■ Exercise ■
List all the lines in these records that hold "JSON".
++++ Data lines ++++
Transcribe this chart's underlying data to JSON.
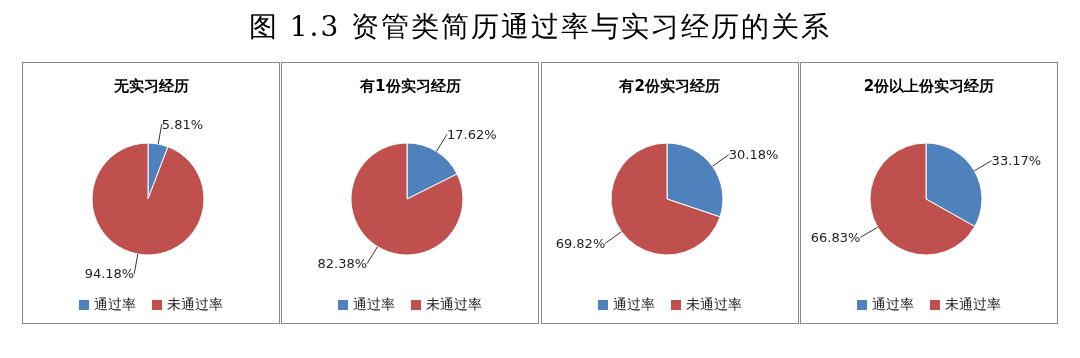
{
  "chart_data": [
    {
      "type": "other",
      "title": "图 1.3  资管类简历通过率与实习经历的关系"
    },
    {
      "type": "pie",
      "title": "无实习经历",
      "categories": [
        "通过率",
        "未通过率"
      ],
      "values": [
        5.81,
        94.18
      ],
      "value_labels": [
        "5.81%",
        "94.18%"
      ],
      "colors": [
        "#4f81bd",
        "#c0504d"
      ],
      "legend": "bottom"
    },
    {
      "type": "pie",
      "title": "有1份实习经历",
      "categories": [
        "通过率",
        "未通过率"
      ],
      "values": [
        17.62,
        82.38
      ],
      "value_labels": [
        "17.62%",
        "82.38%"
      ],
      "colors": [
        "#4f81bd",
        "#c0504d"
      ],
      "legend": "bottom"
    },
    {
      "type": "pie",
      "title": "有2份实习经历",
      "categories": [
        "通过率",
        "未通过率"
      ],
      "values": [
        30.18,
        69.82
      ],
      "value_labels": [
        "30.18%",
        "69.82%"
      ],
      "colors": [
        "#4f81bd",
        "#c0504d"
      ],
      "legend": "bottom"
    },
    {
      "type": "pie",
      "title": "2份以上份实习经历",
      "categories": [
        "通过率",
        "未通过率"
      ],
      "values": [
        33.17,
        66.83
      ],
      "value_labels": [
        "33.17%",
        "66.83%"
      ],
      "colors": [
        "#4f81bd",
        "#c0504d"
      ],
      "legend": "bottom"
    }
  ]
}
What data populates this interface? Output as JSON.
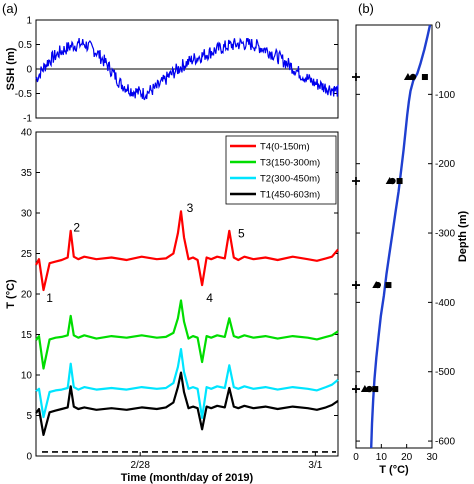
++++
■ Written answer ■
Transcribe this chart's underlying data to JSON.
What data populates this interface? Output as JSON.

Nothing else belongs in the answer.